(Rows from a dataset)
== == ==
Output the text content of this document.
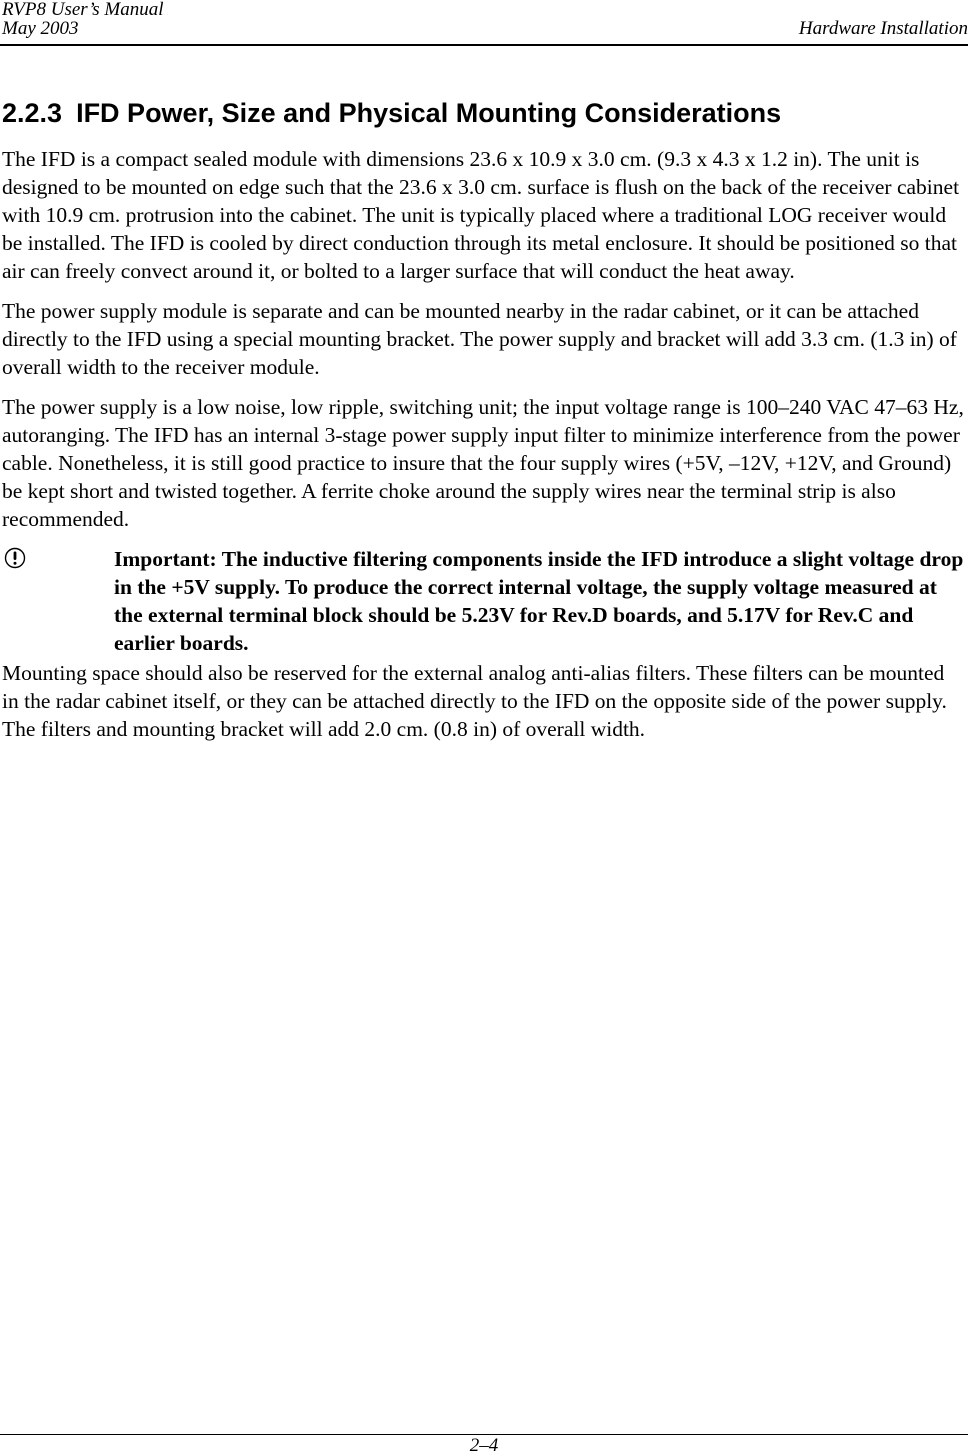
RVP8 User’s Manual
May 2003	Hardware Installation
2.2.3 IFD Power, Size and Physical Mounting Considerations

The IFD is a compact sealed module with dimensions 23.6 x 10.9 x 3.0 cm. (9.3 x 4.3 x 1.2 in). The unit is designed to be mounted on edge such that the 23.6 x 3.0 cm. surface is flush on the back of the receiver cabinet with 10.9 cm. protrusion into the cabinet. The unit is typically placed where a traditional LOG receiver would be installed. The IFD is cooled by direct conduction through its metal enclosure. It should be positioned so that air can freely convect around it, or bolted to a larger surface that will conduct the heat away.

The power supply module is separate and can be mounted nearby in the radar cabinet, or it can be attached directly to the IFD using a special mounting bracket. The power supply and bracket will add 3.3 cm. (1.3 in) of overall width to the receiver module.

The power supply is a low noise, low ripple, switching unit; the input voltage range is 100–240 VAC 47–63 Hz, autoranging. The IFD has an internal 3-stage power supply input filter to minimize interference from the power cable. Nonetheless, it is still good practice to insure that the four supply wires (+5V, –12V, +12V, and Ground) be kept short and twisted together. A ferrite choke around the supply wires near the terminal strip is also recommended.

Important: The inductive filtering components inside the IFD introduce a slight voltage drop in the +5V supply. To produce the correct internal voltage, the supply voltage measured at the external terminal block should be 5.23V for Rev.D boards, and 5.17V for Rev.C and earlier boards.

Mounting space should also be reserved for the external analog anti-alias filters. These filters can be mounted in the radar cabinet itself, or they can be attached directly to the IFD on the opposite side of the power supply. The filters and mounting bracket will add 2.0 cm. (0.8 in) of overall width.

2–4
== == ==
* **INSTRUCTIONS TO FOLLOW**
Which lines include "unit"? Copy each of them out.

* **SOLUTION**
The IFD is a compact sealed module with dimensions 23.6 x 10.9 x 3.0 cm. (9.3 x 4.3 x 1.2 in). The unit is designed to be mounted on edge such that the 23.6 x 3.0 cm. surface is flush on the back of the receiver cabinet with 10.9 cm. protrusion into the cabinet. The unit is typically placed where a traditional LOG receiver would be installed. The IFD is cooled by direct conduction through its metal enclosure. It should be positioned so that air can freely convect around it, or bolted to a larger surface that will conduct the heat away.
The power supply is a low noise, low ripple, switching unit; the input voltage range is 100–240 VAC 47–63 Hz, autoranging. The IFD has an internal 3-stage power supply input filter to minimize interference from the power cable. Nonetheless, it is still good practice to insure that the four supply wires (+5V, –12V, +12V, and Ground) be kept short and twisted together. A ferrite choke around the supply wires near the terminal strip is also recommended.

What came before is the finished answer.